* **What you have to do**: Repeat the entire listing exactly as written.

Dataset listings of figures
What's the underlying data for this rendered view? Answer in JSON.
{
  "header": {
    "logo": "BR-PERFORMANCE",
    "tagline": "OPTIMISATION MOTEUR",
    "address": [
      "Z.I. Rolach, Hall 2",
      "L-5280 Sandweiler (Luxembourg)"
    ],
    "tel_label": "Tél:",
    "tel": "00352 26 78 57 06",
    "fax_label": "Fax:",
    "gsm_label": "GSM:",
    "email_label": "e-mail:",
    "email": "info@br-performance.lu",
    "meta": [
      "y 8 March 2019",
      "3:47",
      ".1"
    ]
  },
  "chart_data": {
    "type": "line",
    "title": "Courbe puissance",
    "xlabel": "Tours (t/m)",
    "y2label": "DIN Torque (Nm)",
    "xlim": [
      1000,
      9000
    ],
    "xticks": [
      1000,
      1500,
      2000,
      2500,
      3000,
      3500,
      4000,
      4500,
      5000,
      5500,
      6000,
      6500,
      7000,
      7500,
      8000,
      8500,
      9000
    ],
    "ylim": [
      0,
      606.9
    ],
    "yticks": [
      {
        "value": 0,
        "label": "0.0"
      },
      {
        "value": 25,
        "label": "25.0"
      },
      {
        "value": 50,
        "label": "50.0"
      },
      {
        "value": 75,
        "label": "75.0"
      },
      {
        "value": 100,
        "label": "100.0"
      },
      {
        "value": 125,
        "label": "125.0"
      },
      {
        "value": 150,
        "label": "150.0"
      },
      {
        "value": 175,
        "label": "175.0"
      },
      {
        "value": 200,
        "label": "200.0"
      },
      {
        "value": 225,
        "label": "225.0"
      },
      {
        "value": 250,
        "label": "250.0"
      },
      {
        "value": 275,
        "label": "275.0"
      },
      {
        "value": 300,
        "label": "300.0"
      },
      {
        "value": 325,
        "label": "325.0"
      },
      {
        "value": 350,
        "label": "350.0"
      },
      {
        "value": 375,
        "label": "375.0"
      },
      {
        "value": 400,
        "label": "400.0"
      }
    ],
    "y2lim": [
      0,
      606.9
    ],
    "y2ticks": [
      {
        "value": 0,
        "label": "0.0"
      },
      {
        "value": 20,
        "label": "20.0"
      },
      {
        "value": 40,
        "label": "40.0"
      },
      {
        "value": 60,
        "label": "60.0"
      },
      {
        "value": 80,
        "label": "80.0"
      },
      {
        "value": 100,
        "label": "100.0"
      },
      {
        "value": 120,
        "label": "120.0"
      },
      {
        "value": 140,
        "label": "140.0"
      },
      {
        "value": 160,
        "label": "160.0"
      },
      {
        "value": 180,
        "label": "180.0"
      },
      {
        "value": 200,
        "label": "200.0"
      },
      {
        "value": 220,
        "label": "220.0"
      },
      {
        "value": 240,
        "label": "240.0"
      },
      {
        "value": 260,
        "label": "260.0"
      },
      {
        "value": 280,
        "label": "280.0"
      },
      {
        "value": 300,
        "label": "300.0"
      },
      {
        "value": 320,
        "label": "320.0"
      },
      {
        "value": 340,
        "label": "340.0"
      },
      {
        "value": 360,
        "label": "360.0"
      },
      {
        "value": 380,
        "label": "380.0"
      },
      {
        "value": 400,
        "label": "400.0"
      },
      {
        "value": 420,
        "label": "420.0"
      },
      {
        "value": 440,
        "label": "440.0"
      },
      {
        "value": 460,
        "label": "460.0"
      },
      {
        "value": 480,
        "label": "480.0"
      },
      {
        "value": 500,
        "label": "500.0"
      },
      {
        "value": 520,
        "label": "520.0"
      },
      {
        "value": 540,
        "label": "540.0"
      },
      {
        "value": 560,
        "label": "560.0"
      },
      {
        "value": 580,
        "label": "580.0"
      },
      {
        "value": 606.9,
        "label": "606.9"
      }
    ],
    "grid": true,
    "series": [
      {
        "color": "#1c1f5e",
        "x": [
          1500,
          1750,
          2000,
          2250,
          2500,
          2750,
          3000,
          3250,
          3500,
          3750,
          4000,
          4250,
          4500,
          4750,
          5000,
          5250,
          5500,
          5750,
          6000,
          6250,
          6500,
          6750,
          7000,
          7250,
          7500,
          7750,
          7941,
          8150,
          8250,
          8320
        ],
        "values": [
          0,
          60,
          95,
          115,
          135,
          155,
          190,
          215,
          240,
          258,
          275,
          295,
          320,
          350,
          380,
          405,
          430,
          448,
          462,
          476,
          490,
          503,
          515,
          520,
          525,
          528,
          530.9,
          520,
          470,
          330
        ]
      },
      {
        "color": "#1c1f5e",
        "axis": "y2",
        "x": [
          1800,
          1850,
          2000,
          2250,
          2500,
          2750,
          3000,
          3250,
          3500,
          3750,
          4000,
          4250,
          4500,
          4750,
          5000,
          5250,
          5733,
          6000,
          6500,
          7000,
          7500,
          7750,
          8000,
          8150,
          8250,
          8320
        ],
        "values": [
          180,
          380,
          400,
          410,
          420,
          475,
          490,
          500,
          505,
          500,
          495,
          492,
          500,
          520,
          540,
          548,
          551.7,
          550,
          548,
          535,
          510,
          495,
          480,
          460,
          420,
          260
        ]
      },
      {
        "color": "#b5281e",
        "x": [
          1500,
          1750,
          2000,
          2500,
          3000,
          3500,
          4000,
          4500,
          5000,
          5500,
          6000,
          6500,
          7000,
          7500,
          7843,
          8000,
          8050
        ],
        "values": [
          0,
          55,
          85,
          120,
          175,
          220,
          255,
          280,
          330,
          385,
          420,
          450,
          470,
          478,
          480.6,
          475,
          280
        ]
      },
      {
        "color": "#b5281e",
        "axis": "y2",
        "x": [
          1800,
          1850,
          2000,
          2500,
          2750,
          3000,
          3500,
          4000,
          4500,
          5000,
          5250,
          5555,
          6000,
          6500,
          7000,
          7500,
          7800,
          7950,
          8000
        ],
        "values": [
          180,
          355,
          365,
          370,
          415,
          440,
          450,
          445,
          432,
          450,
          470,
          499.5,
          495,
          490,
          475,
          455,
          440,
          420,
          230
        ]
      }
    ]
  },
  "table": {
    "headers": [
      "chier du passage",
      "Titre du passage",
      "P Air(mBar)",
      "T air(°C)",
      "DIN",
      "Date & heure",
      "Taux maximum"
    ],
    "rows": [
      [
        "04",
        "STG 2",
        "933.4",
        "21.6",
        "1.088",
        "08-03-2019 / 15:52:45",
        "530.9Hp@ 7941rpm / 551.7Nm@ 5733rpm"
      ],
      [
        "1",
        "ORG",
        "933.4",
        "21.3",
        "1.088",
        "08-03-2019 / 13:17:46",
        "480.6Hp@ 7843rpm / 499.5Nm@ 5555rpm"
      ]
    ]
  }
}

* **Response for this exercise**:
What's the underlying data for this rendered view? Answer in JSON.
{
  "header": {
    "logo": "BR-PERFORMANCE",
    "tagline": "OPTIMISATION MOTEUR",
    "address": [
      "Z.I. Rolach, Hall 2",
      "L-5280 Sandweiler (Luxembourg)"
    ],
    "tel_label": "Tél:",
    "tel": "00352 26 78 57 06",
    "fax_label": "Fax:",
    "gsm_label": "GSM:",
    "email_label": "e-mail:",
    "email": "info@br-performance.lu",
    "meta": [
      "y 8 March 2019",
      "3:47",
      ".1"
    ]
  },
  "chart_data": {
    "type": "line",
    "title": "Courbe puissance",
    "xlabel": "Tours (t/m)",
    "y2label": "DIN Torque (Nm)",
    "xlim": [
      1000,
      9000
    ],
    "xticks": [
      1000,
      1500,
      2000,
      2500,
      3000,
      3500,
      4000,
      4500,
      5000,
      5500,
      6000,
      6500,
      7000,
      7500,
      8000,
      8500,
      9000
    ],
    "ylim": [
      0,
      606.9
    ],
    "yticks": [
      {
        "value": 0,
        "label": "0.0"
      },
      {
        "value": 25,
        "label": "25.0"
      },
      {
        "value": 50,
        "label": "50.0"
      },
      {
        "value": 75,
        "label": "75.0"
      },
      {
        "value": 100,
        "label": "100.0"
      },
      {
        "value": 125,
        "label": "125.0"
      },
      {
        "value": 150,
        "label": "150.0"
      },
      {
        "value": 175,
        "label": "175.0"
      },
      {
        "value": 200,
        "label": "200.0"
      },
      {
        "value": 225,
        "label": "225.0"
      },
      {
        "value": 250,
        "label": "250.0"
      },
      {
        "value": 275,
        "label": "275.0"
      },
      {
        "value": 300,
        "label": "300.0"
      },
      {
        "value": 325,
        "label": "325.0"
      },
      {
        "value": 350,
        "label": "350.0"
      },
      {
        "value": 375,
        "label": "375.0"
      },
      {
        "value": 400,
        "label": "400.0"
      }
    ],
    "y2lim": [
      0,
      606.9
    ],
    "y2ticks": [
      {
        "value": 0,
        "label": "0.0"
      },
      {
        "value": 20,
        "label": "20.0"
      },
      {
        "value": 40,
        "label": "40.0"
      },
      {
        "value": 60,
        "label": "60.0"
      },
      {
        "value": 80,
        "label": "80.0"
      },
      {
        "value": 100,
        "label": "100.0"
      },
      {
        "value": 120,
        "label": "120.0"
      },
      {
        "value": 140,
        "label": "140.0"
      },
      {
        "value": 160,
        "label": "160.0"
      },
      {
        "value": 180,
        "label": "180.0"
      },
      {
        "value": 200,
        "label": "200.0"
      },
      {
        "value": 220,
        "label": "220.0"
      },
      {
        "value": 240,
        "label": "240.0"
      },
      {
        "value": 260,
        "label": "260.0"
      },
      {
        "value": 280,
        "label": "280.0"
      },
      {
        "value": 300,
        "label": "300.0"
      },
      {
        "value": 320,
        "label": "320.0"
      },
      {
        "value": 340,
        "label": "340.0"
      },
      {
        "value": 360,
        "label": "360.0"
      },
      {
        "value": 380,
        "label": "380.0"
      },
      {
        "value": 400,
        "label": "400.0"
      },
      {
        "value": 420,
        "label": "420.0"
      },
      {
        "value": 440,
        "label": "440.0"
      },
      {
        "value": 460,
        "label": "460.0"
      },
      {
        "value": 480,
        "label": "480.0"
      },
      {
        "value": 500,
        "label": "500.0"
      },
      {
        "value": 520,
        "label": "520.0"
      },
      {
        "value": 540,
        "label": "540.0"
      },
      {
        "value": 560,
        "label": "560.0"
      },
      {
        "value": 580,
        "label": "580.0"
      },
      {
        "value": 606.9,
        "label": "606.9"
      }
    ],
    "grid": true,
    "series": [
      {
        "color": "#1c1f5e",
        "x": [
          1500,
          1750,
          2000,
          2250,
          2500,
          2750,
          3000,
          3250,
          3500,
          3750,
          4000,
          4250,
          4500,
          4750,
          5000,
          5250,
          5500,
          5750,
          6000,
          6250,
          6500,
          6750,
          7000,
          7250,
          7500,
          7750,
          7941,
          8150,
          8250,
          8320
        ],
        "values": [
          0,
          60,
          95,
          115,
          135,
          155,
          190,
          215,
          240,
          258,
          275,
          295,
          320,
          350,
          380,
          405,
          430,
          448,
          462,
          476,
          490,
          503,
          515,
          520,
          525,
          528,
          530.9,
          520,
          470,
          330
        ]
      },
      {
        "color": "#1c1f5e",
        "axis": "y2",
        "x": [
          1800,
          1850,
          2000,
          2250,
          2500,
          2750,
          3000,
          3250,
          3500,
          3750,
          4000,
          4250,
          4500,
          4750,
          5000,
          5250,
          5733,
          6000,
          6500,
          7000,
          7500,
          7750,
          8000,
          8150,
          8250,
          8320
        ],
        "values": [
          180,
          380,
          400,
          410,
          420,
          475,
          490,
          500,
          505,
          500,
          495,
          492,
          500,
          520,
          540,
          548,
          551.7,
          550,
          548,
          535,
          510,
          495,
          480,
          460,
          420,
          260
        ]
      },
      {
        "color": "#b5281e",
        "x": [
          1500,
          1750,
          2000,
          2500,
          3000,
          3500,
          4000,
          4500,
          5000,
          5500,
          6000,
          6500,
          7000,
          7500,
          7843,
          8000,
          8050
        ],
        "values": [
          0,
          55,
          85,
          120,
          175,
          220,
          255,
          280,
          330,
          385,
          420,
          450,
          470,
          478,
          480.6,
          475,
          280
        ]
      },
      {
        "color": "#b5281e",
        "axis": "y2",
        "x": [
          1800,
          1850,
          2000,
          2500,
          2750,
          3000,
          3500,
          4000,
          4500,
          5000,
          5250,
          5555,
          6000,
          6500,
          7000,
          7500,
          7800,
          7950,
          8000
        ],
        "values": [
          180,
          355,
          365,
          370,
          415,
          440,
          450,
          445,
          432,
          450,
          470,
          499.5,
          495,
          490,
          475,
          455,
          440,
          420,
          230
        ]
      }
    ]
  },
  "table": {
    "headers": [
      "chier du passage",
      "Titre du passage",
      "P Air(mBar)",
      "T air(°C)",
      "DIN",
      "Date & heure",
      "Taux maximum"
    ],
    "rows": [
      [
        "04",
        "STG 2",
        "933.4",
        "21.6",
        "1.088",
        "08-03-2019 / 15:52:45",
        "530.9Hp@ 7941rpm / 551.7Nm@ 5733rpm"
      ],
      [
        "1",
        "ORG",
        "933.4",
        "21.3",
        "1.088",
        "08-03-2019 / 13:17:46",
        "480.6Hp@ 7843rpm / 499.5Nm@ 5555rpm"
      ]
    ]
  }
}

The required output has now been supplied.